— START DATA ENTRIES —
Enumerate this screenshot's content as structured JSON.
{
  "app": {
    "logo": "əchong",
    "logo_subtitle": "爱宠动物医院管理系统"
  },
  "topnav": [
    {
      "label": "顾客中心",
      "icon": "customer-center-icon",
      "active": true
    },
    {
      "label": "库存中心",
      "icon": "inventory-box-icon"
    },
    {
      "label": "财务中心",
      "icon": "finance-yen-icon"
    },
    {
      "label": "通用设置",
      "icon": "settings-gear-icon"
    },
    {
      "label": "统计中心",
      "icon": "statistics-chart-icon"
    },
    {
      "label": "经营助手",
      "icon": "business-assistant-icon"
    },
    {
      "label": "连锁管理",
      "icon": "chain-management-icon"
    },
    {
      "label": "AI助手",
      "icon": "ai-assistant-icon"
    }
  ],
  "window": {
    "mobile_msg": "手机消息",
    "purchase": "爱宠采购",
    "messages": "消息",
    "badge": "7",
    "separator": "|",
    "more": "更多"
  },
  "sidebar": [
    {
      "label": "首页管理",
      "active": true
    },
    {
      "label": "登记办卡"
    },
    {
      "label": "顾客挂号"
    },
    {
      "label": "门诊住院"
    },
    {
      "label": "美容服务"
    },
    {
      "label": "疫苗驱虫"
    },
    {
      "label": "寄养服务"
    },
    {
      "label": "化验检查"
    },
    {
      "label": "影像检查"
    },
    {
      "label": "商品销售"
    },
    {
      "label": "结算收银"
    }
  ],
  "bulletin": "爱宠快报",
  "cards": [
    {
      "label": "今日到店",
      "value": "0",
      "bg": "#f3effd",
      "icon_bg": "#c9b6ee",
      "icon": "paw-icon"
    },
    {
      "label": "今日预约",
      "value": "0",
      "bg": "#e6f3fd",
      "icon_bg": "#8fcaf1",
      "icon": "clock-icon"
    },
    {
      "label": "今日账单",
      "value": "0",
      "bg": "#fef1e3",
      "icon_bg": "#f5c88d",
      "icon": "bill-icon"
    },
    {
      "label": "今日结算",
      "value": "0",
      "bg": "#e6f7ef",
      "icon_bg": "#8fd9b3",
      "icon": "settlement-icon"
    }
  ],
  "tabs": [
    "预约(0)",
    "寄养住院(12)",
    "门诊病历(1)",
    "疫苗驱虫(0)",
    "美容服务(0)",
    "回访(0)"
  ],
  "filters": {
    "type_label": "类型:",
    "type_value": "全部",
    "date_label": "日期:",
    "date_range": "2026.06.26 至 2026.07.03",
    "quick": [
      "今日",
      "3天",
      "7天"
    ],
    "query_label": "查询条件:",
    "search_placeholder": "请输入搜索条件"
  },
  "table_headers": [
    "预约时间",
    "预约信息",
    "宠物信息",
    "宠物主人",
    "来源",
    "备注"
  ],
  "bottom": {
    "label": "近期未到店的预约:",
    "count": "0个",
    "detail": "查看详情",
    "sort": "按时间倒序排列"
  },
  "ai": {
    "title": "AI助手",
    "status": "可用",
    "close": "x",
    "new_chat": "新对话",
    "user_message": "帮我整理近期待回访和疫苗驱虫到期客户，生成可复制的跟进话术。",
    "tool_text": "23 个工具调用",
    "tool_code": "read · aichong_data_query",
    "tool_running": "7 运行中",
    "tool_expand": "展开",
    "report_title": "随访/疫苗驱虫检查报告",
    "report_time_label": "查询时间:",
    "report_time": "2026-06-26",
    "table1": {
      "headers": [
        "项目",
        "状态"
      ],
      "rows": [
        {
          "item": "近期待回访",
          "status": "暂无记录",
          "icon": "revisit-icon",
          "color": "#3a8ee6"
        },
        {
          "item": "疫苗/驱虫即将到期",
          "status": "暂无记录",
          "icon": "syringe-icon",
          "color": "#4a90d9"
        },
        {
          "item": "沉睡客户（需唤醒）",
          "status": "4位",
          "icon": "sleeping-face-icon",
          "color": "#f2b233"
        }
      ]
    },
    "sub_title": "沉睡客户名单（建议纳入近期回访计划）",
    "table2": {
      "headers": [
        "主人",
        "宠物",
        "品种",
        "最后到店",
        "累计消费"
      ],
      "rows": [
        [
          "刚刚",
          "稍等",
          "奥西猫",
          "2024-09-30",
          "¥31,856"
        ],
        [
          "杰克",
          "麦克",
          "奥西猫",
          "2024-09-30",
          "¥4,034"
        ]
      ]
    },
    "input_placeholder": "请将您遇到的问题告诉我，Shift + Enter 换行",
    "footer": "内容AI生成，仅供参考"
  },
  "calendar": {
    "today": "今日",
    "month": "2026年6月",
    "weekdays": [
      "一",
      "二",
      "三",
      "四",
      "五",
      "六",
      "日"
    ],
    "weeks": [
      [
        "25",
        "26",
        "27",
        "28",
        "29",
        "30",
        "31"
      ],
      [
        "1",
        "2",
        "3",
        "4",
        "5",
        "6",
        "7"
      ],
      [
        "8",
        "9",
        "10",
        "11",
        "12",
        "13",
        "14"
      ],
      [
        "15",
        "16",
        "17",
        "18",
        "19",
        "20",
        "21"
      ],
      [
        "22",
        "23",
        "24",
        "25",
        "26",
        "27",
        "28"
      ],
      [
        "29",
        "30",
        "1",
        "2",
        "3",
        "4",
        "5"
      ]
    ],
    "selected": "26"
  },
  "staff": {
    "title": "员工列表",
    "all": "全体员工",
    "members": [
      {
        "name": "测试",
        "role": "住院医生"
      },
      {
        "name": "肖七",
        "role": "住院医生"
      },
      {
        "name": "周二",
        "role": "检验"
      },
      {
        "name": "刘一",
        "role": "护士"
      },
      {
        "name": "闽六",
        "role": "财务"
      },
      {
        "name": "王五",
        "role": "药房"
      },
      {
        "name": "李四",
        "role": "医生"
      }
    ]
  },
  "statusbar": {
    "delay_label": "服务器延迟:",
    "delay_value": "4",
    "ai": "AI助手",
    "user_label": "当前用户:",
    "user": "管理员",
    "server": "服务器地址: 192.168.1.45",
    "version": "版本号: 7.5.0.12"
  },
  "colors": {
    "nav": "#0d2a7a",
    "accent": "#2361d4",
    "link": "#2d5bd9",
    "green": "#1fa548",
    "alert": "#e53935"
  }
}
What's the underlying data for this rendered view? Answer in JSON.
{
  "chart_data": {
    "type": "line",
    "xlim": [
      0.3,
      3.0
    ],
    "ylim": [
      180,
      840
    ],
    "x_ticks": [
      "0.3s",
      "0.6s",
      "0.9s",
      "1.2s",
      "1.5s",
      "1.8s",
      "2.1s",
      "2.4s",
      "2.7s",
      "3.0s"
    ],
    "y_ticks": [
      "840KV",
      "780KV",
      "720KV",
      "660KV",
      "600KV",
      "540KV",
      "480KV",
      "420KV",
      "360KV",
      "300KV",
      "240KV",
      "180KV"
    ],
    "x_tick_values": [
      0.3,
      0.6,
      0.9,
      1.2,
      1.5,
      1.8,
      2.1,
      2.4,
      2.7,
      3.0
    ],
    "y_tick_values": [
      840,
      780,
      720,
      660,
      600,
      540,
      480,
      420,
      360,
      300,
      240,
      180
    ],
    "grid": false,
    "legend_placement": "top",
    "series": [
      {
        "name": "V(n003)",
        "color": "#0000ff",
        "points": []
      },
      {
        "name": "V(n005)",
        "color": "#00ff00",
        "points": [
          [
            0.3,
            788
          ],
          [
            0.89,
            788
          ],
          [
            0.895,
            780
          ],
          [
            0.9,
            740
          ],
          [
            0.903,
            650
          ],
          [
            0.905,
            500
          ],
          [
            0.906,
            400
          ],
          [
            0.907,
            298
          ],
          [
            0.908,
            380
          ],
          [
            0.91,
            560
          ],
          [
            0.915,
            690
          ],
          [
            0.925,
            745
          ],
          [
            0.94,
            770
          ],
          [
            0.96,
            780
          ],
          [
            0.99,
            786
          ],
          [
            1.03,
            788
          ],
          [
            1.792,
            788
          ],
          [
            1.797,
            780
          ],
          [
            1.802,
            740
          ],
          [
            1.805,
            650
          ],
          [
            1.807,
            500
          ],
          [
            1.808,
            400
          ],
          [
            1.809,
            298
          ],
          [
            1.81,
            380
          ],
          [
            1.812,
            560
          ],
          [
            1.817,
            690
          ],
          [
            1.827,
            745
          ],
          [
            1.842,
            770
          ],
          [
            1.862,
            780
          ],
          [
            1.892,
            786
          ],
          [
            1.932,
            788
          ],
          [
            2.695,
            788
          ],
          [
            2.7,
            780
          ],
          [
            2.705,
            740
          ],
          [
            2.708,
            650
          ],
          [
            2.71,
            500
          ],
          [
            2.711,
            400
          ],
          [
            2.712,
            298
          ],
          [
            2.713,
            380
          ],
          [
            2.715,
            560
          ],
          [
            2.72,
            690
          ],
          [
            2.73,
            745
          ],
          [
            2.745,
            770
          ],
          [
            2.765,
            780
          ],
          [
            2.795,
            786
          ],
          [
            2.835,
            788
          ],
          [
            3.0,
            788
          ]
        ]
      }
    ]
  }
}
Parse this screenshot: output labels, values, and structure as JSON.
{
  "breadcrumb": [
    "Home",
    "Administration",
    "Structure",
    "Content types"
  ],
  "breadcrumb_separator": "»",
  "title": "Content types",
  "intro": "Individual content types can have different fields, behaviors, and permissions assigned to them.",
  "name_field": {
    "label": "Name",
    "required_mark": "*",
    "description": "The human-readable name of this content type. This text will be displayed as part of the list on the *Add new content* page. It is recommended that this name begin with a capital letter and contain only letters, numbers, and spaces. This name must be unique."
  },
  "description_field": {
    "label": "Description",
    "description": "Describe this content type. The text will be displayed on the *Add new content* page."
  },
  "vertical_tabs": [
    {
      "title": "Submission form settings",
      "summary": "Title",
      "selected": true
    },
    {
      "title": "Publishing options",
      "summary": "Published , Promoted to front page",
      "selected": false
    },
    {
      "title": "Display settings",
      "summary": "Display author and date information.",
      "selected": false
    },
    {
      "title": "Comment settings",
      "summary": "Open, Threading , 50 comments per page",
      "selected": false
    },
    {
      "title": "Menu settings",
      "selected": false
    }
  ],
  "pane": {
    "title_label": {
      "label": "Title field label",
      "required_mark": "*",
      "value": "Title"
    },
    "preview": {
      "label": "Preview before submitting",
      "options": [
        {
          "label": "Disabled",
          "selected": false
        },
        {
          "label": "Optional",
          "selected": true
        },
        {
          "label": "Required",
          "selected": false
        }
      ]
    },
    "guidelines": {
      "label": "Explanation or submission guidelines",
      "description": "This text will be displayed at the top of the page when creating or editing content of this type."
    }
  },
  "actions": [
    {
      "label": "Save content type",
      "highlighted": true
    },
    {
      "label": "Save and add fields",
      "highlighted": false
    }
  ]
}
— END DATA ENTRIES —
## PROBLEM DESCRIPTION
Scan the listing above and copy all lines containing the word "displayed".

## EXPECTED OUTPUT
    "description": "The human-readable name of this content type. This text will be displayed as part of the list on the *Add new content* page. It is recommended that this name begin with a capital letter and contain only letters, numbers, and spaces. This name must be unique."
    "description": "Describe this content type. The text will be displayed on the *Add new content* page."
      "description": "This text will be displayed at the top of the page when creating or editing content of this type."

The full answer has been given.